◆ **GOAL OF THE EXERCISE**:
Filter the records below down to lines containing "Curve".

**********

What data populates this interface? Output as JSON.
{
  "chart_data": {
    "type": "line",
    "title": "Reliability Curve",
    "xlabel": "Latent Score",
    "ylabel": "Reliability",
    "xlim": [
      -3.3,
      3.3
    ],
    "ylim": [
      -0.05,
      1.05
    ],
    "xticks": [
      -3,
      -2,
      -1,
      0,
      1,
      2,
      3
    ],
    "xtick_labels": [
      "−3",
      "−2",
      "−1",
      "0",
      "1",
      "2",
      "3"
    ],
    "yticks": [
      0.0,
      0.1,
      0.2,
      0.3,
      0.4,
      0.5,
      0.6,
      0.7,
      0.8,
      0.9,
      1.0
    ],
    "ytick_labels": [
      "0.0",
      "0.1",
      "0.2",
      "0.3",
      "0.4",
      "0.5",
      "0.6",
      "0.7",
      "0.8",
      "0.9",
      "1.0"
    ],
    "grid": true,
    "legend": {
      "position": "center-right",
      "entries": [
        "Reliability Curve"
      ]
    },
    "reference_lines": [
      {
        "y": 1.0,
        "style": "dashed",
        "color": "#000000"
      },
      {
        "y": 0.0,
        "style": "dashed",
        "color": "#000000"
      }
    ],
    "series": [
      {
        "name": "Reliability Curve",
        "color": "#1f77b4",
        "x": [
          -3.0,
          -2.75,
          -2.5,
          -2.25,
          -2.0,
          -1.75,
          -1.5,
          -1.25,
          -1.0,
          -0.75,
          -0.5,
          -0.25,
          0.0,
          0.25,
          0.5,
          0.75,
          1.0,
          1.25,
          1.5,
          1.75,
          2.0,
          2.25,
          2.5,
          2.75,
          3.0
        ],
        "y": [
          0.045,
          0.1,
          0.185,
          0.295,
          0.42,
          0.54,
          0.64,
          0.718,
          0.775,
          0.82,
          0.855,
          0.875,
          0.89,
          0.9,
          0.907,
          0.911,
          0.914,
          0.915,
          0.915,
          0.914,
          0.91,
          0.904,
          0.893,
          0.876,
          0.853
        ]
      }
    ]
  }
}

**********

◆ **RESPONSE TO THE TASK**:
    "title": "Reliability Curve",
        "Reliability Curve"
        "name": "Reliability Curve",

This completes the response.